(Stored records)
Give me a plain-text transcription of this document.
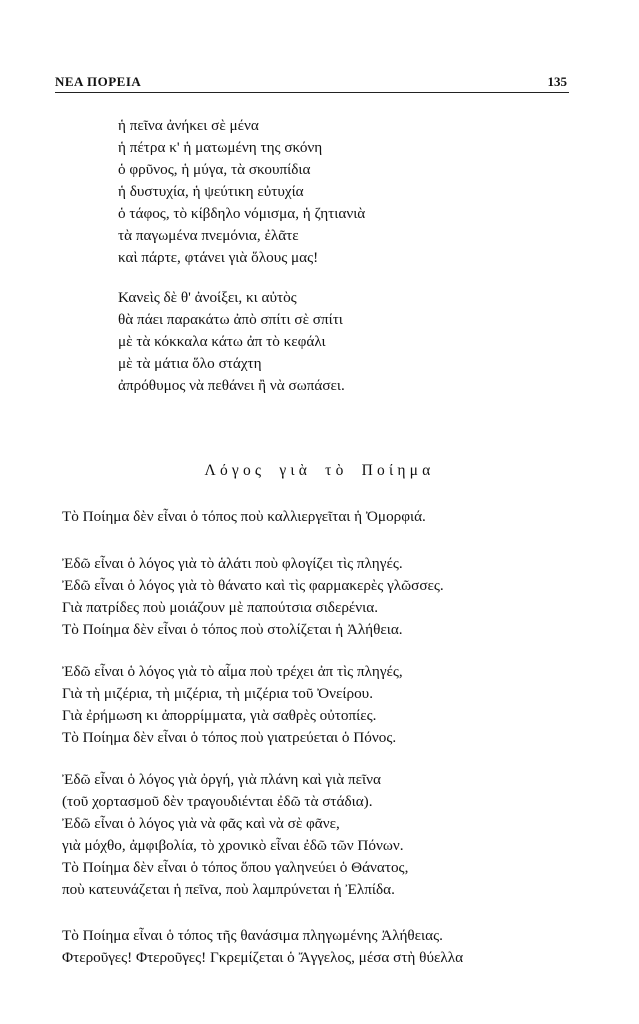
ΝΕΑ ΠΟΡΕΙΑ	135
ἡ πεῖνα ἀνήκει σὲ μένα
ἡ πέτρα κ' ἡ ματωμένη της σκόνη
ὁ φρῦνος, ἡ μύγα, τὰ σκουπίδια
ἡ δυστυχία, ἡ ψεύτικη εὐτυχία
ὁ τάφος, τὸ κίβδηλο νόμισμα, ἡ ζητιανιὰ
τὰ παγωμένα πνεμόνια, ἐλᾶτε
καὶ πάρτε, φτάνει γιὰ ὅλους μας!
Κανεὶς δὲ θ' ἀνοίξει, κι αὐτὸς
θὰ πάει παρακάτω ἀπὸ σπίτι σὲ σπίτι
μὲ τὰ κόκκαλα κάτω ἀπ τὸ κεφάλι
μὲ τὰ μάτια ὅλο στάχτη
ἀπρόθυμος νὰ πεθάνει ἢ νὰ σωπάσει.
Λόγος γιὰ τὸ Ποίημα
Τὸ Ποίημα δὲν εἶναι ὁ τόπος ποὺ καλλιεργεῖται ἡ Ὀμορφιά.
Ἐδῶ εἶναι ὁ λόγος γιὰ τὸ ἁλάτι ποὺ φλογίζει τὶς πληγές.
Ἐδῶ εἶναι ὁ λόγος γιὰ τὸ θάνατο καὶ τὶς φαρμακερὲς γλῶσσες.
Γιὰ πατρίδες ποὺ μοιάζουν μὲ παπούτσια σιδερένια.
Τὸ Ποίημα δὲν εἶναι ὁ τόπος ποὺ στολίζεται ἡ Ἀλήθεια.
Ἐδῶ εἶναι ὁ λόγος γιὰ τὸ αἷμα ποὺ τρέχει ἀπ τὶς πληγές,
Γιὰ τὴ μιζέρια, τὴ μιζέρια, τὴ μιζέρια τοῦ Ὀνείρου.
Γιὰ ἐρήμωση κι ἀπορρίμματα, γιὰ σαθρὲς οὐτοπίες.
Τὸ Ποίημα δὲν εἶναι ὁ τόπος ποὺ γιατρεύεται ὁ Πόνος.
Ἐδῶ εἶναι ὁ λόγος γιὰ ὀργή, γιὰ πλάνη καὶ γιὰ πεῖνα
(τοῦ χορτασμοῦ δὲν τραγουδιένται ἐδῶ τὰ στάδια).
Ἐδῶ εἶναι ὁ λόγος γιὰ νὰ φᾶς καὶ νὰ σὲ φᾶνε,
γιὰ μόχθο, ἀμφιβολία, τὸ χρονικὸ εἶναι ἐδῶ τῶν Πόνων.
Τὸ Ποίημα δὲν εἶναι ὁ τόπος ὅπου γαληνεύει ὁ Θάνατος,
ποὺ κατευνάζεται ἡ πεῖνα, ποὺ λαμπρύνεται ἡ Ἐλπίδα.
Τὸ Ποίημα εἶναι ὁ τόπος τῆς θανάσιμα πληγωμένης Ἀλήθειας.
Φτεροῦγες! Φτεροῦγες! Γκρεμίζεται ὁ Ἄγγελος, μέσα στὴ θύελλα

§ **Task description**:
The material above must be printed exactly, with its pictures left out.

§ **Task answer**:
Give me a plain-text transcription of this document.
ΝΕΑ ΠΟΡΕΙΑ	135
ἡ πεῖνα ἀνήκει σὲ μένα
ἡ πέτρα κ' ἡ ματωμένη της σκόνη
ὁ φρῦνος, ἡ μύγα, τὰ σκουπίδια
ἡ δυστυχία, ἡ ψεύτικη εὐτυχία
ὁ τάφος, τὸ κίβδηλο νόμισμα, ἡ ζητιανιὰ
τὰ παγωμένα πνεμόνια, ἐλᾶτε
καὶ πάρτε, φτάνει γιὰ ὅλους μας!
Κανεὶς δὲ θ' ἀνοίξει, κι αὐτὸς
θὰ πάει παρακάτω ἀπὸ σπίτι σὲ σπίτι
μὲ τὰ κόκκαλα κάτω ἀπ τὸ κεφάλι
μὲ τὰ μάτια ὅλο στάχτη
ἀπρόθυμος νὰ πεθάνει ἢ νὰ σωπάσει.
Λόγος γιὰ τὸ Ποίημα
Τὸ Ποίημα δὲν εἶναι ὁ τόπος ποὺ καλλιεργεῖται ἡ Ὀμορφιά.
Ἐδῶ εἶναι ὁ λόγος γιὰ τὸ ἁλάτι ποὺ φλογίζει τὶς πληγές.
Ἐδῶ εἶναι ὁ λόγος γιὰ τὸ θάνατο καὶ τὶς φαρμακερὲς γλῶσσες.
Γιὰ πατρίδες ποὺ μοιάζουν μὲ παπούτσια σιδερένια.
Τὸ Ποίημα δὲν εἶναι ὁ τόπος ποὺ στολίζεται ἡ Ἀλήθεια.
Ἐδῶ εἶναι ὁ λόγος γιὰ τὸ αἷμα ποὺ τρέχει ἀπ τὶς πληγές,
Γιὰ τὴ μιζέρια, τὴ μιζέρια, τὴ μιζέρια τοῦ Ὀνείρου.
Γιὰ ἐρήμωση κι ἀπορρίμματα, γιὰ σαθρὲς οὐτοπίες.
Τὸ Ποίημα δὲν εἶναι ὁ τόπος ποὺ γιατρεύεται ὁ Πόνος.
Ἐδῶ εἶναι ὁ λόγος γιὰ ὀργή, γιὰ πλάνη καὶ γιὰ πεῖνα
(τοῦ χορτασμοῦ δὲν τραγουδιένται ἐδῶ τὰ στάδια).
Ἐδῶ εἶναι ὁ λόγος γιὰ νὰ φᾶς καὶ νὰ σὲ φᾶνε,
γιὰ μόχθο, ἀμφιβολία, τὸ χρονικὸ εἶναι ἐδῶ τῶν Πόνων.
Τὸ Ποίημα δὲν εἶναι ὁ τόπος ὅπου γαληνεύει ὁ Θάνατος,
ποὺ κατευνάζεται ἡ πεῖνα, ποὺ λαμπρύνεται ἡ Ἐλπίδα.
Τὸ Ποίημα εἶναι ὁ τόπος τῆς θανάσιμα πληγωμένης Ἀλήθειας.
Φτεροῦγες! Φτεροῦγες! Γκρεμίζεται ὁ Ἄγγελος, μέσα στὴ θύελλα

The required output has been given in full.